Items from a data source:
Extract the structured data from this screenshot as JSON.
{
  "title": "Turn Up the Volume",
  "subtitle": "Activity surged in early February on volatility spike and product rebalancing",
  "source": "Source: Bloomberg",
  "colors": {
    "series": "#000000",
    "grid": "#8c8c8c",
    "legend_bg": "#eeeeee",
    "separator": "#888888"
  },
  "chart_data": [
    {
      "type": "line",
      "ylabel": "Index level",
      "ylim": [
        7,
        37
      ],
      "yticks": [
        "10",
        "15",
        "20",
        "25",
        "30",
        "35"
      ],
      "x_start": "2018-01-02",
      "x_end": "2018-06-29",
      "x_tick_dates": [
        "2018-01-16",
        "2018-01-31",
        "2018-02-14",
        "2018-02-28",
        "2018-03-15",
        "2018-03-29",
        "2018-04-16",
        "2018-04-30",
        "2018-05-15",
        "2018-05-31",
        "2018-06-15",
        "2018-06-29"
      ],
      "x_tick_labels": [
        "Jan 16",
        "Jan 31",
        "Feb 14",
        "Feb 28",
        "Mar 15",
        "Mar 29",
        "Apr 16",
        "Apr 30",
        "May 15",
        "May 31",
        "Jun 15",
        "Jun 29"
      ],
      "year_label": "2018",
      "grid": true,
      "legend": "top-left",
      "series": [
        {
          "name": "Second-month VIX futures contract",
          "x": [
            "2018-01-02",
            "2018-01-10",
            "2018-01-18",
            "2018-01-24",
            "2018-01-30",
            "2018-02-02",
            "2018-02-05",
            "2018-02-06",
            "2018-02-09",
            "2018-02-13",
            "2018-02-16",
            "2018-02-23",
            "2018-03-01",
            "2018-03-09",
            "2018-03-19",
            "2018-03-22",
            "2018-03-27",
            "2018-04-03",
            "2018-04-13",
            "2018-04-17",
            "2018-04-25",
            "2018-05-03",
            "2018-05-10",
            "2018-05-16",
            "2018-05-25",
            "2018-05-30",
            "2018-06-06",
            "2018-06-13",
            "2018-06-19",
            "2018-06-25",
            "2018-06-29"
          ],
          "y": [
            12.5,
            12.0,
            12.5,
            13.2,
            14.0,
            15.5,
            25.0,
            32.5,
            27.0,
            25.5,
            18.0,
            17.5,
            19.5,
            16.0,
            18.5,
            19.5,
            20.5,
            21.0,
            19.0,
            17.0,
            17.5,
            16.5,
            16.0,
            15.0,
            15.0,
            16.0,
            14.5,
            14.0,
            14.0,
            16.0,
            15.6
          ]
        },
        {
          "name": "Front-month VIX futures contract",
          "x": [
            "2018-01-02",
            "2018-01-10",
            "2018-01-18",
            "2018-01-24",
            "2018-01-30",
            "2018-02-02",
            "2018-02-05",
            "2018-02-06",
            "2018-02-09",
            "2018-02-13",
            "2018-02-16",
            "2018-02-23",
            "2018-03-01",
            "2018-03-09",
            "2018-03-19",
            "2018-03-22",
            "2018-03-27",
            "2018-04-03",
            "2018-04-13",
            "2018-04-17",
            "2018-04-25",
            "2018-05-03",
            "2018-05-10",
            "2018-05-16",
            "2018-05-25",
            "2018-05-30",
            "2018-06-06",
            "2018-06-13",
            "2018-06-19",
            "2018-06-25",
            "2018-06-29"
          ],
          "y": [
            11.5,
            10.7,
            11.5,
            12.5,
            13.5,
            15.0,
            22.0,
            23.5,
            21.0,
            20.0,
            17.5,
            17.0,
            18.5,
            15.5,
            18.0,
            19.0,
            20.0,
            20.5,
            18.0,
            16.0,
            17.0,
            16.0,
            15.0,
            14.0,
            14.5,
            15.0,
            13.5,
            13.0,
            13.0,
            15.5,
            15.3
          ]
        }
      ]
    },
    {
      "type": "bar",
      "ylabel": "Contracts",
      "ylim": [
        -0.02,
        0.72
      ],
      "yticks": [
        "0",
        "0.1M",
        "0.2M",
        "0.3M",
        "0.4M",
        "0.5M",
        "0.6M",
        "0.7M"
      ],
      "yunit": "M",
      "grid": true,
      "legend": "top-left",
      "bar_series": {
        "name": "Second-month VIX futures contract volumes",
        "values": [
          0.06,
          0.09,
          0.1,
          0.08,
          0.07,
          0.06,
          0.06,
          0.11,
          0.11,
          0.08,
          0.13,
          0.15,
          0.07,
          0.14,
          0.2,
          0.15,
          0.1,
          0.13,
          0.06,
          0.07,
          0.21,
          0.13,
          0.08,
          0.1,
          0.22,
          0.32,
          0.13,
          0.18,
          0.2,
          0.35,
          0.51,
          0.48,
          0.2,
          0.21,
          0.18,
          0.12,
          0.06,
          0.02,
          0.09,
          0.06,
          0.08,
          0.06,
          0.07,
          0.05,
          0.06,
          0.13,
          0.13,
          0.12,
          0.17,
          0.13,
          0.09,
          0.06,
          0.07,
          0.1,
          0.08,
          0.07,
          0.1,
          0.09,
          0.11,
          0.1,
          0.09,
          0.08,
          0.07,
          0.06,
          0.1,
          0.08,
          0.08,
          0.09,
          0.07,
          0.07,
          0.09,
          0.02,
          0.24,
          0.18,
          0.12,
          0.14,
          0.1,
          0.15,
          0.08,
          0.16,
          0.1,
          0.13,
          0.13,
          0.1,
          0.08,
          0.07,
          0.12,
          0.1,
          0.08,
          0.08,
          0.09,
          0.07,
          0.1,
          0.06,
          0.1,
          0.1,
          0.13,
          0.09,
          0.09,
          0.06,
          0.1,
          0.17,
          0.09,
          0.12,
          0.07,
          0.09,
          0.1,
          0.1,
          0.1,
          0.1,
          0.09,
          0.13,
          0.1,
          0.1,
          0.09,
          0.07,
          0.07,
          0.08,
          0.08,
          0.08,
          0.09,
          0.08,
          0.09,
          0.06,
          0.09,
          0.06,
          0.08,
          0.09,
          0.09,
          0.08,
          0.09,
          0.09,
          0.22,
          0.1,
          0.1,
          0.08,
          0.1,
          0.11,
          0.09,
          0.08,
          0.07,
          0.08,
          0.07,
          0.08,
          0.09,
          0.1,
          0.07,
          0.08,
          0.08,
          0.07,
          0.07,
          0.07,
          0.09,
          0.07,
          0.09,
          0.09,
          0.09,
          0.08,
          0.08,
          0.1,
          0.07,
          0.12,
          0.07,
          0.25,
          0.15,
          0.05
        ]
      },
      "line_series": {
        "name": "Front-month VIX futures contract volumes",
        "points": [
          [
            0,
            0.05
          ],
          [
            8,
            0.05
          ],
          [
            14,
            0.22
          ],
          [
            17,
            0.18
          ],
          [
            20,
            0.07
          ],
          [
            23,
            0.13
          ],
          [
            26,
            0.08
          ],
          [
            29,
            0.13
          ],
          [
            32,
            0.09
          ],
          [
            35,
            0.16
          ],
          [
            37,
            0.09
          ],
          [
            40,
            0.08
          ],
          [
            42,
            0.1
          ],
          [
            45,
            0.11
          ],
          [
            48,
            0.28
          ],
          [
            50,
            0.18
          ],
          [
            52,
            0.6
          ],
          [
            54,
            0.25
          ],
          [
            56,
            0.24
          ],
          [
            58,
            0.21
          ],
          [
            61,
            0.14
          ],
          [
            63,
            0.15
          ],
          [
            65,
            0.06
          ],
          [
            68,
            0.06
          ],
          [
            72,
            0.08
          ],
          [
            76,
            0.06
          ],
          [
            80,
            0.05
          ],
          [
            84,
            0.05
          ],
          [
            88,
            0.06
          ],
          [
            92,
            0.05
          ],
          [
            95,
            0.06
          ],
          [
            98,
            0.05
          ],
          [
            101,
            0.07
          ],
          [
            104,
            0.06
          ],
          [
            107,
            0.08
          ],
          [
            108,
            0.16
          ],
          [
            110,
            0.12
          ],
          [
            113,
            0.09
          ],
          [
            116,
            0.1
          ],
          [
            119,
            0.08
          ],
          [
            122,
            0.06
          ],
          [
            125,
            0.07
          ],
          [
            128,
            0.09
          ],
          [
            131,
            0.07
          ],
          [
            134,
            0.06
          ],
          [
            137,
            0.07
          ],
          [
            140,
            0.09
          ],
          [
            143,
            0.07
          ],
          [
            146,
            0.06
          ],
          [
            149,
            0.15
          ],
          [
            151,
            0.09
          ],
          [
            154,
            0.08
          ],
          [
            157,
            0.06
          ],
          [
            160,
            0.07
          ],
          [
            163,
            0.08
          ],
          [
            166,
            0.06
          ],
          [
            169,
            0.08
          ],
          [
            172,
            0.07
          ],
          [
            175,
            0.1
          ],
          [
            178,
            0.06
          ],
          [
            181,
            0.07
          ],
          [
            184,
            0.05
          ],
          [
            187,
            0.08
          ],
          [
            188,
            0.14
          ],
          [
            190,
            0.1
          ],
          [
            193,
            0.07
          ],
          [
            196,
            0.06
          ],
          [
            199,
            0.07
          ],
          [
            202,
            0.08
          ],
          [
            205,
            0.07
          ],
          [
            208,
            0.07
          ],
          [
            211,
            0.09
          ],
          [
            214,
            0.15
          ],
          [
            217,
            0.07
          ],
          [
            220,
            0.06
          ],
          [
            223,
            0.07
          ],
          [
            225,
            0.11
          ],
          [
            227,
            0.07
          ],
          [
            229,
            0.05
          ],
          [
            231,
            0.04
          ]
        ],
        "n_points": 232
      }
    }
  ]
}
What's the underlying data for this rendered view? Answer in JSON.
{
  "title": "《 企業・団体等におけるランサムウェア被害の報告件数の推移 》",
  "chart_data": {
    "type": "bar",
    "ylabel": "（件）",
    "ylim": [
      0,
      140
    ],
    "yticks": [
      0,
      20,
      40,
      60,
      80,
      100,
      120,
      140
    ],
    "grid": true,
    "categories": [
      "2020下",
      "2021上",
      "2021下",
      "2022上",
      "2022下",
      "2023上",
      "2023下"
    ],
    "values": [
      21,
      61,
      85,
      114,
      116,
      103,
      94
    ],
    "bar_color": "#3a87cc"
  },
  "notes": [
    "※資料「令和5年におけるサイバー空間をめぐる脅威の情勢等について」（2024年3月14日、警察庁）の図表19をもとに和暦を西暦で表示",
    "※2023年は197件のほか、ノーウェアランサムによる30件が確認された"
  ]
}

PROBLEM REQUIREMENTS: Quote exactly what appears from the line containing "What's the underlying" through the final line of the listing above, including both of those lines.

RESPONSE TO THIS EXERCISE:
What's the underlying data for this rendered view? Answer in JSON.
{
  "title": "《 企業・団体等におけるランサムウェア被害の報告件数の推移 》",
  "chart_data": {
    "type": "bar",
    "ylabel": "（件）",
    "ylim": [
      0,
      140
    ],
    "yticks": [
      0,
      20,
      40,
      60,
      80,
      100,
      120,
      140
    ],
    "grid": true,
    "categories": [
      "2020下",
      "2021上",
      "2021下",
      "2022上",
      "2022下",
      "2023上",
      "2023下"
    ],
    "values": [
      21,
      61,
      85,
      114,
      116,
      103,
      94
    ],
    "bar_color": "#3a87cc"
  },
  "notes": [
    "※資料「令和5年におけるサイバー空間をめぐる脅威の情勢等について」（2024年3月14日、警察庁）の図表19をもとに和暦を西暦で表示",
    "※2023年は197件のほか、ノーウェアランサムによる30件が確認された"
  ]
}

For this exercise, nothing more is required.